■ Records for the task ■

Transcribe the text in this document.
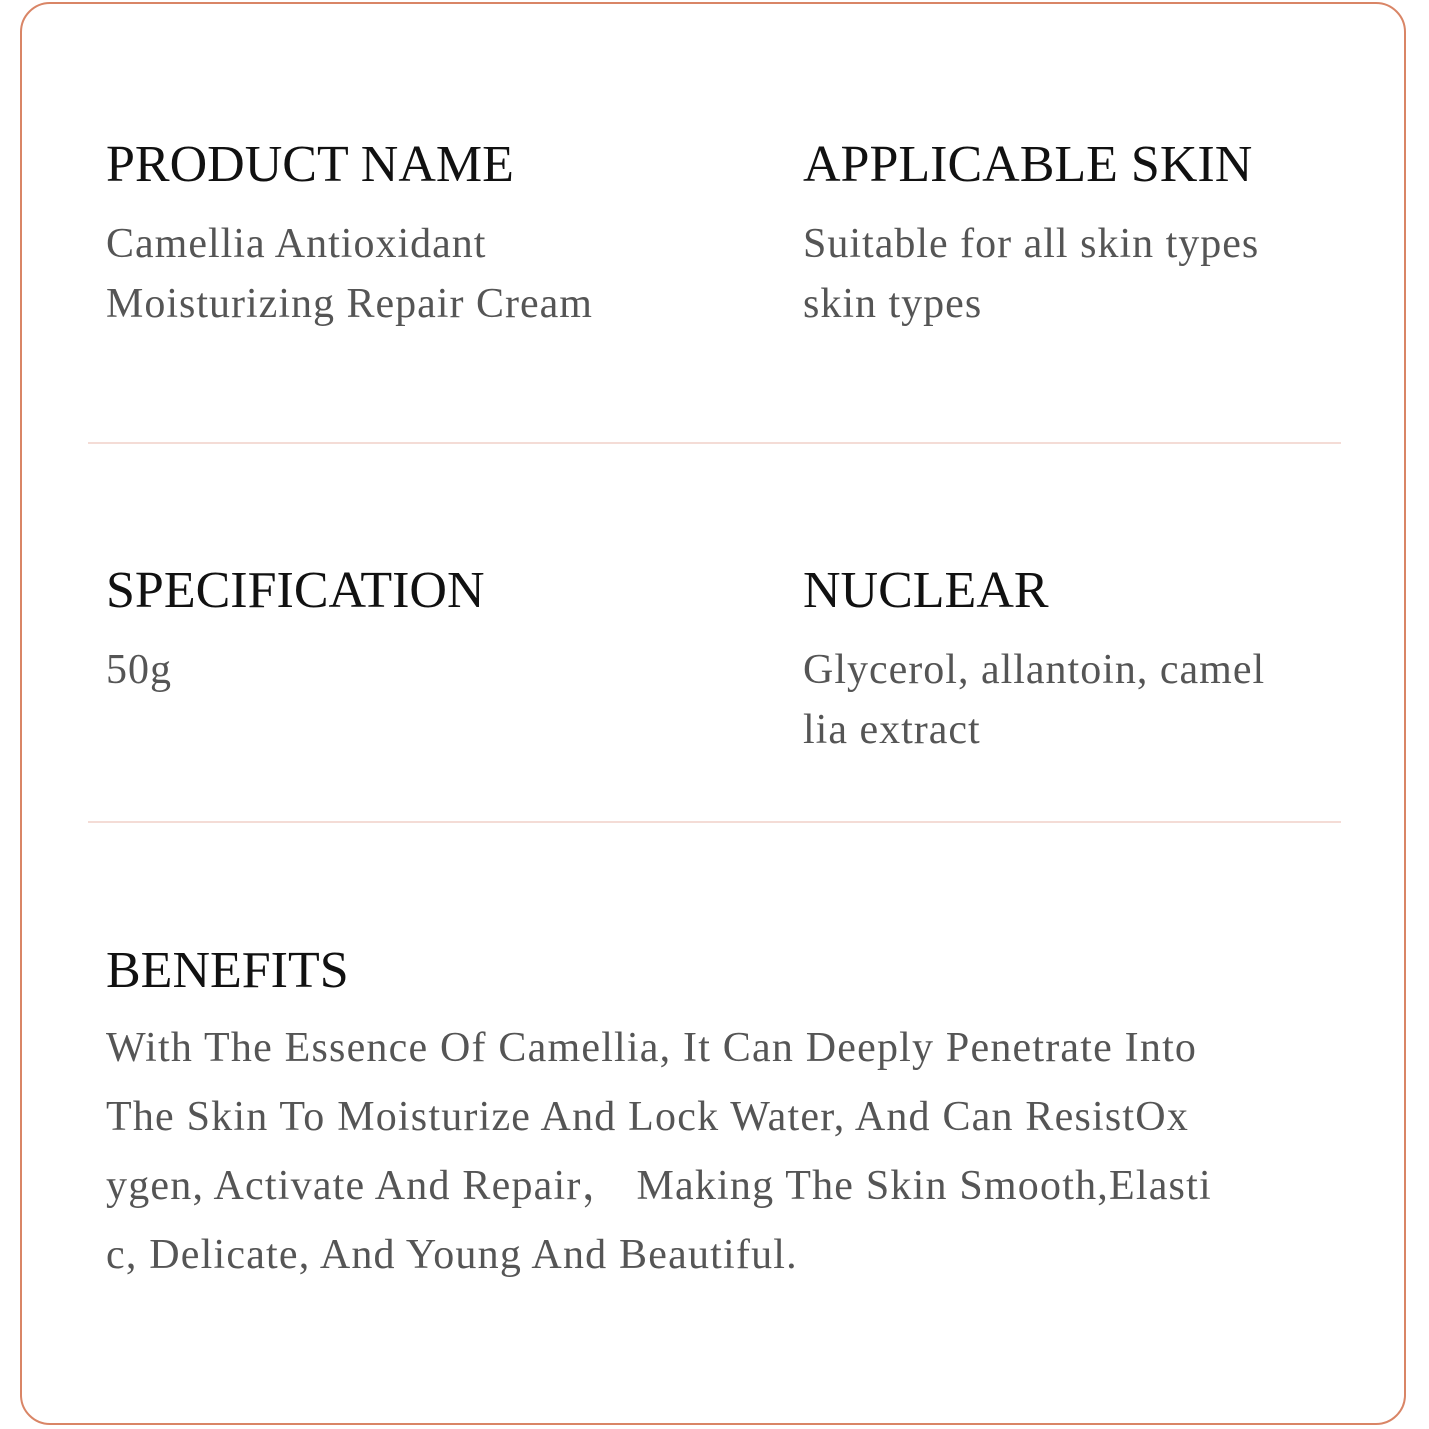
PRODUCT NAME
Camellia Antioxidant
Moisturizing Repair Cream
APPLICABLE SKIN
Suitable for all skin types
skin types
SPECIFICATION
50g
NUCLEAR
Glycerol, allantoin, camel
lia extract
BENEFITS
With The Essence Of Camellia, It Can Deeply Penetrate Into
The Skin To Moisturize And Lock Water, And Can ResistOx
ygen, Activate And Repair， Making The Skin Smooth,Elasti
c, Delicate, And Young And Beautiful.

■ Exercise goal ■
Which lines hold the word "types"? Copy every one of them.

■ Result of the exercise ■
Suitable for all skin types
skin types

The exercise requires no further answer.